═══ Data provided

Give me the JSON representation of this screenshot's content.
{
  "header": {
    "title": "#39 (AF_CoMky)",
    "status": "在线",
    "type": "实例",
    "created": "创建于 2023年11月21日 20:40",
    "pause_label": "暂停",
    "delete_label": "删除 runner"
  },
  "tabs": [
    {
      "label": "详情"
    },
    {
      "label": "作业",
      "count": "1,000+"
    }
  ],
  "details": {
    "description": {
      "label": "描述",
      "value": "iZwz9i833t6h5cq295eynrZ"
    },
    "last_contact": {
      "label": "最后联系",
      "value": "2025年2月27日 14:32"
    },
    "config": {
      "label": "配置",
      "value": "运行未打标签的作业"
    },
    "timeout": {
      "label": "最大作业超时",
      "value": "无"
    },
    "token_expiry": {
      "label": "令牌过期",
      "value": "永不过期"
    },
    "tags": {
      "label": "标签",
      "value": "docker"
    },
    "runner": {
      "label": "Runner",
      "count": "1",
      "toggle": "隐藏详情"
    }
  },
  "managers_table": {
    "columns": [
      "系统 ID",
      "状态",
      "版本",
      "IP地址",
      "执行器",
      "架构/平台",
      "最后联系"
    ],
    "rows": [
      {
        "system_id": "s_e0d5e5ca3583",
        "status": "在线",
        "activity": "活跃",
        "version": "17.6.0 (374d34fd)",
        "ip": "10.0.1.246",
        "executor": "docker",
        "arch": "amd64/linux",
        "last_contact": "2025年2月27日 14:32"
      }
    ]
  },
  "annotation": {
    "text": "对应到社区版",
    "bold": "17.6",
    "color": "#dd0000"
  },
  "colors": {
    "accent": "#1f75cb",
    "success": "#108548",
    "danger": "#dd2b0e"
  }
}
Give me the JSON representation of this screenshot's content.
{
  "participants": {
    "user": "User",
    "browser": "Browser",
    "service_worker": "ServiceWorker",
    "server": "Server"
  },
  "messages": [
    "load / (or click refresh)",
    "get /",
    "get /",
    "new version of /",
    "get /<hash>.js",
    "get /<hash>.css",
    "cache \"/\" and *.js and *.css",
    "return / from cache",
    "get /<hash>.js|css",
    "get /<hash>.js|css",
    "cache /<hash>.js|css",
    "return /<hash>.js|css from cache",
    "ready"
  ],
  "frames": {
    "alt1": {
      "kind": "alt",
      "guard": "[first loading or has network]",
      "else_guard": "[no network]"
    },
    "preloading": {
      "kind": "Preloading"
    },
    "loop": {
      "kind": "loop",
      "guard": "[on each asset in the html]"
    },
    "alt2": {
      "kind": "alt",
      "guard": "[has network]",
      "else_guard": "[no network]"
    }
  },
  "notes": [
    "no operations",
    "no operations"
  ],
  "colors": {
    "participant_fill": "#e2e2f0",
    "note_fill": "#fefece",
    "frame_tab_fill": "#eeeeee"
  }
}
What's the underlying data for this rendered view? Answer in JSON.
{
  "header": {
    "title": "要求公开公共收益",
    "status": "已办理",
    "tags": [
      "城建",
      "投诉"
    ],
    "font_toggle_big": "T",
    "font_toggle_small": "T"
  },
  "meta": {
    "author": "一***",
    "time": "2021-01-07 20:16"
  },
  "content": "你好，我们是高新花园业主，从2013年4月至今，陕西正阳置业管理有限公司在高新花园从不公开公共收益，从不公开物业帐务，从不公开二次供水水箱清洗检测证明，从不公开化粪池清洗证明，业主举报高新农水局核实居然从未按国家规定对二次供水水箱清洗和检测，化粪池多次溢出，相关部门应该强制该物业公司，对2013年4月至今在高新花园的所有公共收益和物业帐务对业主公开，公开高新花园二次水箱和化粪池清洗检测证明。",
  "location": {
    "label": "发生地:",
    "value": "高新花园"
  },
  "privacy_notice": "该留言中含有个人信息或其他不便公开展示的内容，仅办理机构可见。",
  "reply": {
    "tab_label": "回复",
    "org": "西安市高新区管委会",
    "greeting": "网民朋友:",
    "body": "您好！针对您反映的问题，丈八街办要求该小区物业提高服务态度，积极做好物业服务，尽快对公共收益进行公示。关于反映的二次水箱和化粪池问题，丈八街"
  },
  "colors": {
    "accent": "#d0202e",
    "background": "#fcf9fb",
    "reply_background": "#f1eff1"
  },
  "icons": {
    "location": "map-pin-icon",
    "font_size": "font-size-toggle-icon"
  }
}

══════

> _Your task_:
Please restate the data word for word, every record included.

> _Result of this exercise_:
Give me the JSON representation of this screenshot's content.
{
  "header": {
    "title": "#39 (AF_CoMky)",
    "status": "在线",
    "type": "实例",
    "created": "创建于 2023年11月21日 20:40",
    "pause_label": "暂停",
    "delete_label": "删除 runner"
  },
  "tabs": [
    {
      "label": "详情"
    },
    {
      "label": "作业",
      "count": "1,000+"
    }
  ],
  "details": {
    "description": {
      "label": "描述",
      "value": "iZwz9i833t6h5cq295eynrZ"
    },
    "last_contact": {
      "label": "最后联系",
      "value": "2025年2月27日 14:32"
    },
    "config": {
      "label": "配置",
      "value": "运行未打标签的作业"
    },
    "timeout": {
      "label": "最大作业超时",
      "value": "无"
    },
    "token_expiry": {
      "label": "令牌过期",
      "value": "永不过期"
    },
    "tags": {
      "label": "标签",
      "value": "docker"
    },
    "runner": {
      "label": "Runner",
      "count": "1",
      "toggle": "隐藏详情"
    }
  },
  "managers_table": {
    "columns": [
      "系统 ID",
      "状态",
      "版本",
      "IP地址",
      "执行器",
      "架构/平台",
      "最后联系"
    ],
    "rows": [
      {
        "system_id": "s_e0d5e5ca3583",
        "status": "在线",
        "activity": "活跃",
        "version": "17.6.0 (374d34fd)",
        "ip": "10.0.1.246",
        "executor": "docker",
        "arch": "amd64/linux",
        "last_contact": "2025年2月27日 14:32"
      }
    ]
  },
  "annotation": {
    "text": "对应到社区版",
    "bold": "17.6",
    "color": "#dd0000"
  },
  "colors": {
    "accent": "#1f75cb",
    "success": "#108548",
    "danger": "#dd2b0e"
  }
}
Give me the JSON representation of this screenshot's content.
{
  "participants": {
    "user": "User",
    "browser": "Browser",
    "service_worker": "ServiceWorker",
    "server": "Server"
  },
  "messages": [
    "load / (or click refresh)",
    "get /",
    "get /",
    "new version of /",
    "get /<hash>.js",
    "get /<hash>.css",
    "cache \"/\" and *.js and *.css",
    "return / from cache",
    "get /<hash>.js|css",
    "get /<hash>.js|css",
    "cache /<hash>.js|css",
    "return /<hash>.js|css from cache",
    "ready"
  ],
  "frames": {
    "alt1": {
      "kind": "alt",
      "guard": "[first loading or has network]",
      "else_guard": "[no network]"
    },
    "preloading": {
      "kind": "Preloading"
    },
    "loop": {
      "kind": "loop",
      "guard": "[on each asset in the html]"
    },
    "alt2": {
      "kind": "alt",
      "guard": "[has network]",
      "else_guard": "[no network]"
    }
  },
  "notes": [
    "no operations",
    "no operations"
  ],
  "colors": {
    "participant_fill": "#e2e2f0",
    "note_fill": "#fefece",
    "frame_tab_fill": "#eeeeee"
  }
}
What's the underlying data for this rendered view? Answer in JSON.
{
  "header": {
    "title": "要求公开公共收益",
    "status": "已办理",
    "tags": [
      "城建",
      "投诉"
    ],
    "font_toggle_big": "T",
    "font_toggle_small": "T"
  },
  "meta": {
    "author": "一***",
    "time": "2021-01-07 20:16"
  },
  "content": "你好，我们是高新花园业主，从2013年4月至今，陕西正阳置业管理有限公司在高新花园从不公开公共收益，从不公开物业帐务，从不公开二次供水水箱清洗检测证明，从不公开化粪池清洗证明，业主举报高新农水局核实居然从未按国家规定对二次供水水箱清洗和检测，化粪池多次溢出，相关部门应该强制该物业公司，对2013年4月至今在高新花园的所有公共收益和物业帐务对业主公开，公开高新花园二次水箱和化粪池清洗检测证明。",
  "location": {
    "label": "发生地:",
    "value": "高新花园"
  },
  "privacy_notice": "该留言中含有个人信息或其他不便公开展示的内容，仅办理机构可见。",
  "reply": {
    "tab_label": "回复",
    "org": "西安市高新区管委会",
    "greeting": "网民朋友:",
    "body": "您好！针对您反映的问题，丈八街办要求该小区物业提高服务态度，积极做好物业服务，尽快对公共收益进行公示。关于反映的二次水箱和化粪池问题，丈八街"
  },
  "colors": {
    "accent": "#d0202e",
    "background": "#fcf9fb",
    "reply_background": "#f1eff1"
  },
  "icons": {
    "location": "map-pin-icon",
    "font_size": "font-size-toggle-icon"
  }
}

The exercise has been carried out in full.